======== Records to use ========

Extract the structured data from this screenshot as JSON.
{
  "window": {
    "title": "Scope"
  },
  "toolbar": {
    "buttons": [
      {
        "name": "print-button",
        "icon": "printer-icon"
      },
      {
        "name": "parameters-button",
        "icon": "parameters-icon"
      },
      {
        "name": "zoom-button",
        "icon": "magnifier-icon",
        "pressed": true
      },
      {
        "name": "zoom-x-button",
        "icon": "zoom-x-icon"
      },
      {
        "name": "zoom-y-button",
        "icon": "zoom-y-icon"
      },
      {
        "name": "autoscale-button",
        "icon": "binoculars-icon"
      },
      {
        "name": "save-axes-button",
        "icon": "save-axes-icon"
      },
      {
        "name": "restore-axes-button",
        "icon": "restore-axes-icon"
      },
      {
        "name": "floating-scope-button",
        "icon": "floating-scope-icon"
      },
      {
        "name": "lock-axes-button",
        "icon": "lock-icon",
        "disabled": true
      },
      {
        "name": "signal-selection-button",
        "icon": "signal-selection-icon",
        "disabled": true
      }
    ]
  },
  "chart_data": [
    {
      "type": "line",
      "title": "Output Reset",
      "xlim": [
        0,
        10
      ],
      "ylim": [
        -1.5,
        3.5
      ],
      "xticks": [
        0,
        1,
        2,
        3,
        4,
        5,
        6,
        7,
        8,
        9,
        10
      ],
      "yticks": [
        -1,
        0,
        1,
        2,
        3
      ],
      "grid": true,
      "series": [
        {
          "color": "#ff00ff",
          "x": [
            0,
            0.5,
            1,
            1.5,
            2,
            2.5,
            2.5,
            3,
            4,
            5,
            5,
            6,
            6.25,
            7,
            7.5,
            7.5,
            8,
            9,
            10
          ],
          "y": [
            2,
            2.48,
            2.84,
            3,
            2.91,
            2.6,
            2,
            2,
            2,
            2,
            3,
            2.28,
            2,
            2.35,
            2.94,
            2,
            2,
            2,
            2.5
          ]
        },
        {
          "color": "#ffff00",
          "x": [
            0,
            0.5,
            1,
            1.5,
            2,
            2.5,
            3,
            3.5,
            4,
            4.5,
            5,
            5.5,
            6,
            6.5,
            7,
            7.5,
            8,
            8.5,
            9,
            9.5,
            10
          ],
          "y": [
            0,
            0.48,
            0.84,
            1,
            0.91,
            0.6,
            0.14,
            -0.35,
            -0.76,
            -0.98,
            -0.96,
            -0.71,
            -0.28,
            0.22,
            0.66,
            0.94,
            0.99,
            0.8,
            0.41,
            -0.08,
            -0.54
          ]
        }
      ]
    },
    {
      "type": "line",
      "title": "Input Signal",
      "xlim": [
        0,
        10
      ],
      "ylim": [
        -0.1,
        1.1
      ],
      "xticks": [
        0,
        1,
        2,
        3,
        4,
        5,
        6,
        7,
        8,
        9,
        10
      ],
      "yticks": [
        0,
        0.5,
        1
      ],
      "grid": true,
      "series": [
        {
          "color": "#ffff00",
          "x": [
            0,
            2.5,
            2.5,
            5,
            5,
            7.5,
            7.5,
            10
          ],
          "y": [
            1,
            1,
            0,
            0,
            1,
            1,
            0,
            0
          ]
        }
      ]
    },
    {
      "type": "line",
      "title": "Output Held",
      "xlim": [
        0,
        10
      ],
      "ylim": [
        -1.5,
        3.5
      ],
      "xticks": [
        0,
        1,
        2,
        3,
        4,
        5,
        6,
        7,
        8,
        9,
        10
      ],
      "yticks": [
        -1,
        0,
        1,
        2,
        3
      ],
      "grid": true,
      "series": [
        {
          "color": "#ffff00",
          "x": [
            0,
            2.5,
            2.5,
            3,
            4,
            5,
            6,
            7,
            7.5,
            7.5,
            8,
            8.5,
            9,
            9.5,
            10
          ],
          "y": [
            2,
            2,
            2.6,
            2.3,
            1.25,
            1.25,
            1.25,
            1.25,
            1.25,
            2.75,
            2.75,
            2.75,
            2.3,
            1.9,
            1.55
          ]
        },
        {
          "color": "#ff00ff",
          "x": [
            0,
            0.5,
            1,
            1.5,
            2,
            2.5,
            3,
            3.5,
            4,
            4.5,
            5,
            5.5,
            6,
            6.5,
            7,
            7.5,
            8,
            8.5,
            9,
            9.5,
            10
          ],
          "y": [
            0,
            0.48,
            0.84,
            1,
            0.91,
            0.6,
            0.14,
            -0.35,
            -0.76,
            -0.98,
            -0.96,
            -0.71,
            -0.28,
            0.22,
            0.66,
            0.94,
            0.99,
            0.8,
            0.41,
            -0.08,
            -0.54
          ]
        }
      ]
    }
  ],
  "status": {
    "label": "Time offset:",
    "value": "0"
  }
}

========

Only the count is needed: the number of lines in the data that include the word "axes".

5